* Record list:
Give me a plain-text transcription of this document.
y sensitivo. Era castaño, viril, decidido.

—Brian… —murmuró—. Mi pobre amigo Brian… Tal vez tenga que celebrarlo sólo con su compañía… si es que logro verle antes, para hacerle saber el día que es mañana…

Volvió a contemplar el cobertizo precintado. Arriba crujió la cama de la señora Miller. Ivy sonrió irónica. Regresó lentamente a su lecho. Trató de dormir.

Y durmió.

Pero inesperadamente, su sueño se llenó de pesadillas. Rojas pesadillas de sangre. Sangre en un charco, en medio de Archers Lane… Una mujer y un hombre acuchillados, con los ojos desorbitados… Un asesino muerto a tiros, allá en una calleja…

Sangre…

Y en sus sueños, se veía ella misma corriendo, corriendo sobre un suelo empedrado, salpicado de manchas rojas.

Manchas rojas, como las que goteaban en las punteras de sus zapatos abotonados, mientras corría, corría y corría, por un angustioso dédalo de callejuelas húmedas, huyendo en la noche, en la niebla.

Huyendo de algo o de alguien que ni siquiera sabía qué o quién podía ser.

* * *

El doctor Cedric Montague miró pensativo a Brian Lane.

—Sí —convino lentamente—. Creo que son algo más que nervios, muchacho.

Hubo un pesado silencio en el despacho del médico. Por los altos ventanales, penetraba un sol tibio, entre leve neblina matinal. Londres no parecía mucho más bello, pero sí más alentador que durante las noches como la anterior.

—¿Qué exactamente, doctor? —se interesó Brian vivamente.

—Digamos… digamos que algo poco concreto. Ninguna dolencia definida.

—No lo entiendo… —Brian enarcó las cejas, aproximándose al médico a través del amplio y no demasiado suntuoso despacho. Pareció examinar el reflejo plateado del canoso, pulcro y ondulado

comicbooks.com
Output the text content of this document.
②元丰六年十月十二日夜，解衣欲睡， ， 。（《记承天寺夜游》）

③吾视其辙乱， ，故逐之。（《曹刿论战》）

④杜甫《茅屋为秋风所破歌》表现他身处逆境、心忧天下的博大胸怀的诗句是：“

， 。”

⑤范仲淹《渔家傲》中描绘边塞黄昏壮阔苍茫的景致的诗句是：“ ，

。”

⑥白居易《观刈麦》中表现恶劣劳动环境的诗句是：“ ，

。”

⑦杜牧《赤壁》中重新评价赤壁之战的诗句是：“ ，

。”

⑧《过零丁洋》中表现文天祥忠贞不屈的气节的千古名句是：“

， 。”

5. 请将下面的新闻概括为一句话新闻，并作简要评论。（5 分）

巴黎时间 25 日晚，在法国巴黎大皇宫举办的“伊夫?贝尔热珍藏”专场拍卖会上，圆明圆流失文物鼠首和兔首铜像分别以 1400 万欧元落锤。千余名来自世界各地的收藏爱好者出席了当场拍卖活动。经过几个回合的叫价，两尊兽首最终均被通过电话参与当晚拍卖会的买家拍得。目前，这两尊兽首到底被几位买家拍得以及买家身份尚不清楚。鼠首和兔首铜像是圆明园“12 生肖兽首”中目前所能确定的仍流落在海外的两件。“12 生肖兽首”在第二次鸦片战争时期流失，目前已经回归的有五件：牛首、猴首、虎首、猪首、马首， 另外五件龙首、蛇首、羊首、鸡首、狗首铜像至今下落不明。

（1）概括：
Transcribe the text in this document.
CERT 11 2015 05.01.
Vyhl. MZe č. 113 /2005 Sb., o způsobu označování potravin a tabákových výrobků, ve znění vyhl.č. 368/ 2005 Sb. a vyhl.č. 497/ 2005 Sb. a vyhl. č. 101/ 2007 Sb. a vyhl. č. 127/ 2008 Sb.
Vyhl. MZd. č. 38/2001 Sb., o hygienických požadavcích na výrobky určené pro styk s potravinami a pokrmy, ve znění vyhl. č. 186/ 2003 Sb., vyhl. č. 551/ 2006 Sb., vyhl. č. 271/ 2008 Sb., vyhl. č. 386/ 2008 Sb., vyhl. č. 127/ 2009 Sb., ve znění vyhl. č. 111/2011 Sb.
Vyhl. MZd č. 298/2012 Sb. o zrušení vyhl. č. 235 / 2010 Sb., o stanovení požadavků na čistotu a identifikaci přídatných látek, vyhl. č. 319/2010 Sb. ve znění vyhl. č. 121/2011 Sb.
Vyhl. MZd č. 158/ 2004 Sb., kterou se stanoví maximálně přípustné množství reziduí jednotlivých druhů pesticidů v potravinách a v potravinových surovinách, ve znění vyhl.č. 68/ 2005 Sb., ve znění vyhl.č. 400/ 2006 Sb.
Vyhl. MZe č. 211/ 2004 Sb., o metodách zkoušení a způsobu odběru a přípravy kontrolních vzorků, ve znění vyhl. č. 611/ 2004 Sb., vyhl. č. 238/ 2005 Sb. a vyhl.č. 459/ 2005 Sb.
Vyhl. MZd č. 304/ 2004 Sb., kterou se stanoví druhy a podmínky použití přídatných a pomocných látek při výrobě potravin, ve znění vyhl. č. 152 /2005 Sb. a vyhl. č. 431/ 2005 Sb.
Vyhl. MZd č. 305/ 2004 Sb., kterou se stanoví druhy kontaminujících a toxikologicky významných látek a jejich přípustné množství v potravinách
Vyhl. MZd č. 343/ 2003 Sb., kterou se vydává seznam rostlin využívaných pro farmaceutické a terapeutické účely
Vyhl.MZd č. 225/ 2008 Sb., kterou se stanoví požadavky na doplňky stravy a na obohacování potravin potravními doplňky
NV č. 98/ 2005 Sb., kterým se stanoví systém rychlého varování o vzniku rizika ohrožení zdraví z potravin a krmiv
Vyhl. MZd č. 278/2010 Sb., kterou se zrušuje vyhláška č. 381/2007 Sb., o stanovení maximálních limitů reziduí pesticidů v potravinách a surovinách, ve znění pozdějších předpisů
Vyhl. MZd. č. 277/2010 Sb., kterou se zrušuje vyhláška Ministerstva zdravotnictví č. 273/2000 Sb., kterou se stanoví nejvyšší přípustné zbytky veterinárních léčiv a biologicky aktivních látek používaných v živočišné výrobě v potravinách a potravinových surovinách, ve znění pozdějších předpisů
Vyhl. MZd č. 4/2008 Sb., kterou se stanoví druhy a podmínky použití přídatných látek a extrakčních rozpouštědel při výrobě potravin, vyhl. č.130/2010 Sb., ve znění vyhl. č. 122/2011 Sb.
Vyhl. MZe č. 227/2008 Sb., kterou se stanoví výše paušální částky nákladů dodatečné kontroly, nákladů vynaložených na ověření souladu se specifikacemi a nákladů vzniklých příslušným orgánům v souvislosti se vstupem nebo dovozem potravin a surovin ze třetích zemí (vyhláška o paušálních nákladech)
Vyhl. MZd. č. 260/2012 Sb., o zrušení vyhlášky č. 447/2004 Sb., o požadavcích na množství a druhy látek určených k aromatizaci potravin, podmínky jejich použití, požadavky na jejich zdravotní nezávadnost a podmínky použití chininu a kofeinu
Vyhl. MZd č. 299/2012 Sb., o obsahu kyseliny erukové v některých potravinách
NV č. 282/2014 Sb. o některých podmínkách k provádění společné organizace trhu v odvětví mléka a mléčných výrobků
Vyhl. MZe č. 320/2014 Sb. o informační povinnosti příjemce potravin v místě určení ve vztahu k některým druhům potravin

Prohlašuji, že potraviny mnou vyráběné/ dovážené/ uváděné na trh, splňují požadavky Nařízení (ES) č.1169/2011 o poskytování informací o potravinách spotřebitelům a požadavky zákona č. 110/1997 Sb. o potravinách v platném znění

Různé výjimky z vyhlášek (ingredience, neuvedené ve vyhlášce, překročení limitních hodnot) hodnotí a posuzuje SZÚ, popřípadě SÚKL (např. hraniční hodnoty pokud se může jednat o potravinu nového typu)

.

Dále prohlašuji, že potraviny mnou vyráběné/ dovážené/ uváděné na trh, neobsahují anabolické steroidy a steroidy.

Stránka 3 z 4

* Work required: Pull every line containing "stanovení" out of the data above.

* Solution to the exercise:
Vyhl. MZd č. 298/2012 Sb. o zrušení vyhl. č. 235 / 2010 Sb., o stanovení požadavků na čistotu a identifikaci přídatných látek, vyhl. č. 319/2010 Sb. ve znění vyhl. č. 121/2011 Sb.
Vyhl. MZd č. 278/2010 Sb., kterou se zrušuje vyhláška č. 381/2007 Sb., o stanovení maximálních limitů reziduí pesticidů v potravinách a surovinách, ve znění pozdějších předpisů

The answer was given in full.